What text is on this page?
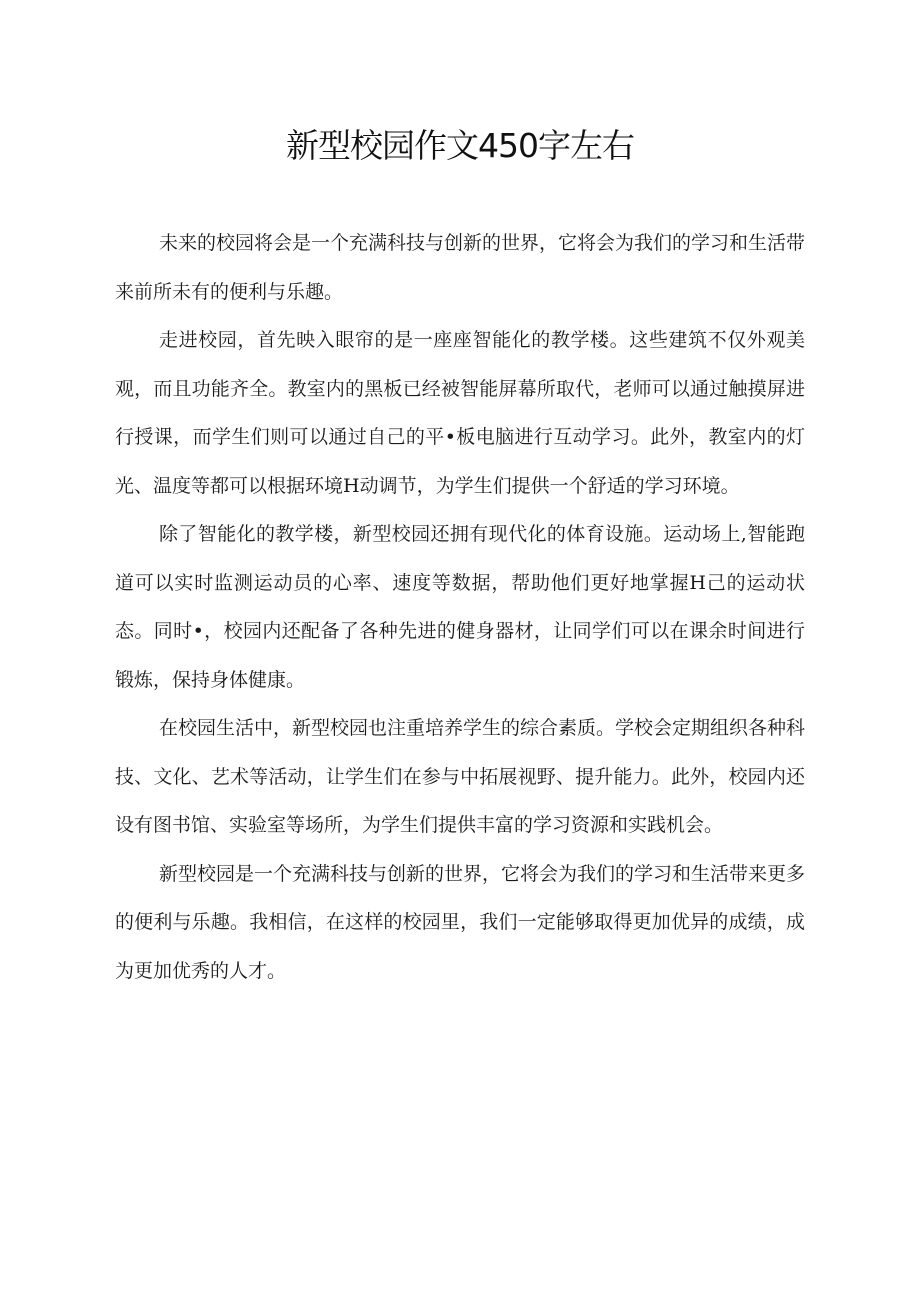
新型校园作文450字左右

未来的校园将会是一个充满科技与创新的世界，它将会为我们的学习和生活带来前所未有的便利与乐趣。

走进校园，首先映入眼帘的是一座座智能化的教学楼。这些建筑不仅外观美观，而且功能齐全。教室内的黑板已经被智能屏幕所取代，老师可以通过触摸屏进行授课，而学生们则可以通过自己的平•板电脑进行互动学习。此外，教室内的灯光、温度等都可以根据环境H动调节，为学生们提供一个舒适的学习环境。

除了智能化的教学楼，新型校园还拥有现代化的体育设施。运动场上,智能跑道可以实时监测运动员的心率、速度等数据，帮助他们更好地掌握H己的运动状态。同时•，校园内还配备了各种先进的健身器材，让同学们可以在课余时间进行锻炼，保持身体健康。

在校园生活中，新型校园也注重培养学生的综合素质。学校会定期组织各种科技、文化、艺术等活动，让学生们在参与中拓展视野、提升能力。此外，校园内还设有图书馆、实验室等场所，为学生们提供丰富的学习资源和实践机会。

新型校园是一个充满科技与创新的世界，它将会为我们的学习和生活带来更多的便利与乐趣。我相信，在这样的校园里，我们一定能够取得更加优异的成绩，成为更加优秀的人才。
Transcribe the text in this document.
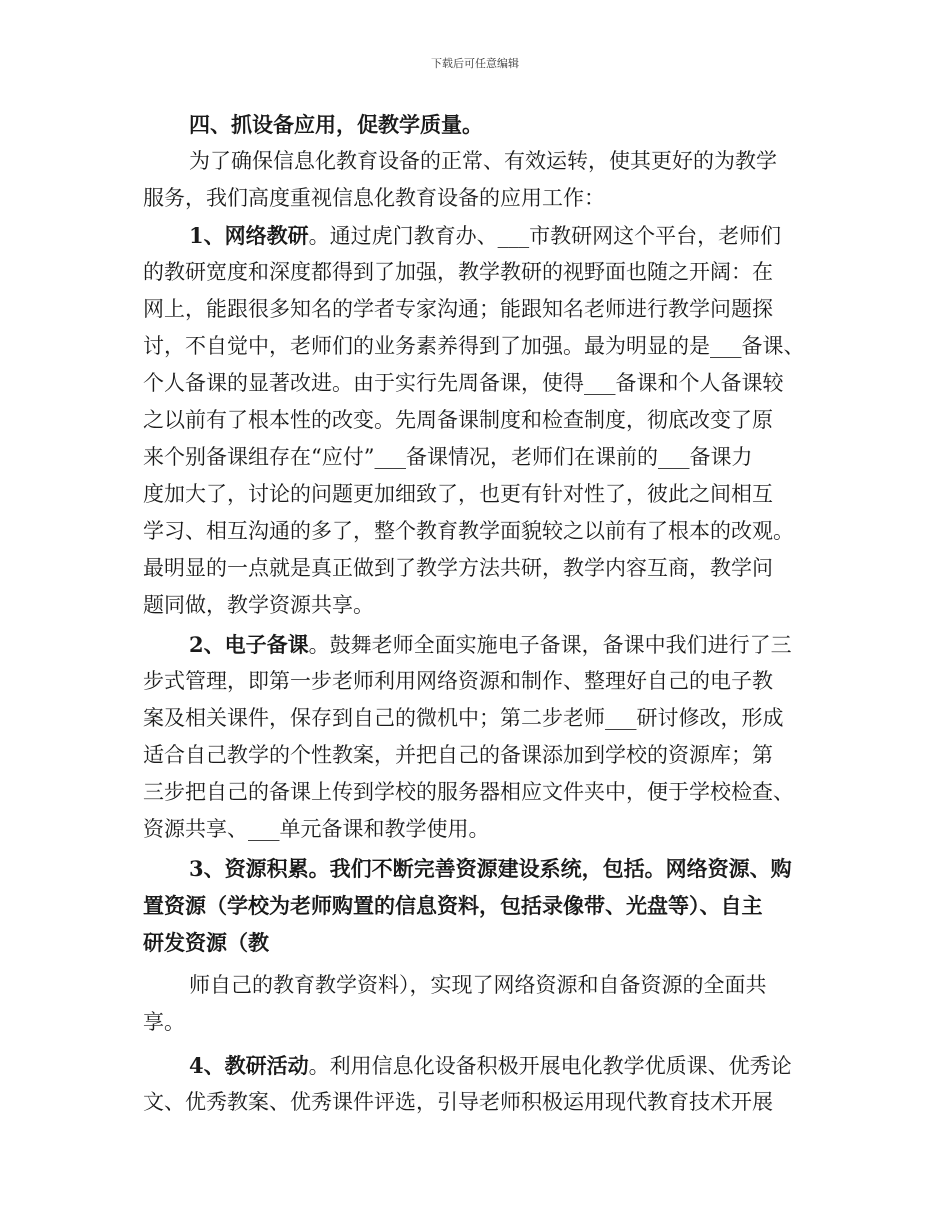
下载后可任意编辑
四、抓设备应用，促教学质量。
为了确保信息化教育设备的正常、有效运转，使其更好的为教学
服务，我们高度重视信息化教育设备的应用工作：
1、网络教研。通过虎门教育办、___市教研网这个平台，老师们
的教研宽度和深度都得到了加强，教学教研的视野面也随之开阔：在
网上，能跟很多知名的学者专家沟通；能跟知名老师进行教学问题探
讨，不自觉中，老师们的业务素养得到了加强。最为明显的是___备课、
个人备课的显著改进。由于实行先周备课，使得___备课和个人备课较
之以前有了根本性的改变。先周备课制度和检查制度，彻底改变了原
来个别备课组存在“应付”___备课情况，老师们在课前的___备课力
度加大了，讨论的问题更加细致了，也更有针对性了，彼此之间相互
学习、相互沟通的多了，整个教育教学面貌较之以前有了根本的改观。
最明显的一点就是真正做到了教学方法共研，教学内容互商，教学问
题同做，教学资源共享。
2、电子备课。鼓舞老师全面实施电子备课，备课中我们进行了三
步式管理，即第一步老师利用网络资源和制作、整理好自己的电子教
案及相关课件，保存到自己的微机中；第二步老师___研讨修改，形成
适合自己教学的个性教案，并把自己的备课添加到学校的资源库；第
三步把自己的备课上传到学校的服务器相应文件夹中，便于学校检查、
资源共享、___单元备课和教学使用。
3、资源积累。我们不断完善资源建设系统，包括。网络资源、购
置资源（学校为老师购置的信息资料，包括录像带、光盘等）、自主
研发资源（教
师自己的教育教学资料），实现了网络资源和自备资源的全面共
享。
4、教研活动。利用信息化设备积极开展电化教学优质课、优秀论
文、优秀教案、优秀课件评选，引导老师积极运用现代教育技术开展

══════════

YOUR INSTRUCTIONS
Restate the full listing verbatim and drop every picture.

SOLUTION BELOW
What text is on this page?
新型校园作文450字左右

未来的校园将会是一个充满科技与创新的世界，它将会为我们的学习和生活带来前所未有的便利与乐趣。

走进校园，首先映入眼帘的是一座座智能化的教学楼。这些建筑不仅外观美观，而且功能齐全。教室内的黑板已经被智能屏幕所取代，老师可以通过触摸屏进行授课，而学生们则可以通过自己的平•板电脑进行互动学习。此外，教室内的灯光、温度等都可以根据环境H动调节，为学生们提供一个舒适的学习环境。

除了智能化的教学楼，新型校园还拥有现代化的体育设施。运动场上,智能跑道可以实时监测运动员的心率、速度等数据，帮助他们更好地掌握H己的运动状态。同时•，校园内还配备了各种先进的健身器材，让同学们可以在课余时间进行锻炼，保持身体健康。

在校园生活中，新型校园也注重培养学生的综合素质。学校会定期组织各种科技、文化、艺术等活动，让学生们在参与中拓展视野、提升能力。此外，校园内还设有图书馆、实验室等场所，为学生们提供丰富的学习资源和实践机会。

新型校园是一个充满科技与创新的世界，它将会为我们的学习和生活带来更多的便利与乐趣。我相信，在这样的校园里，我们一定能够取得更加优异的成绩，成为更加优秀的人才。
Transcribe the text in this document.
下载后可任意编辑
四、抓设备应用，促教学质量。
为了确保信息化教育设备的正常、有效运转，使其更好的为教学
服务，我们高度重视信息化教育设备的应用工作：
1、网络教研。通过虎门教育办、___市教研网这个平台，老师们
的教研宽度和深度都得到了加强，教学教研的视野面也随之开阔：在
网上，能跟很多知名的学者专家沟通；能跟知名老师进行教学问题探
讨，不自觉中，老师们的业务素养得到了加强。最为明显的是___备课、
个人备课的显著改进。由于实行先周备课，使得___备课和个人备课较
之以前有了根本性的改变。先周备课制度和检查制度，彻底改变了原
来个别备课组存在“应付”___备课情况，老师们在课前的___备课力
度加大了，讨论的问题更加细致了，也更有针对性了，彼此之间相互
学习、相互沟通的多了，整个教育教学面貌较之以前有了根本的改观。
最明显的一点就是真正做到了教学方法共研，教学内容互商，教学问
题同做，教学资源共享。
2、电子备课。鼓舞老师全面实施电子备课，备课中我们进行了三
步式管理，即第一步老师利用网络资源和制作、整理好自己的电子教
案及相关课件，保存到自己的微机中；第二步老师___研讨修改，形成
适合自己教学的个性教案，并把自己的备课添加到学校的资源库；第
三步把自己的备课上传到学校的服务器相应文件夹中，便于学校检查、
资源共享、___单元备课和教学使用。
3、资源积累。我们不断完善资源建设系统，包括。网络资源、购
置资源（学校为老师购置的信息资料，包括录像带、光盘等）、自主
研发资源（教
师自己的教育教学资料），实现了网络资源和自备资源的全面共
享。
4、教研活动。利用信息化设备积极开展电化教学优质课、优秀论
文、优秀教案、优秀课件评选，引导老师积极运用现代教育技术开展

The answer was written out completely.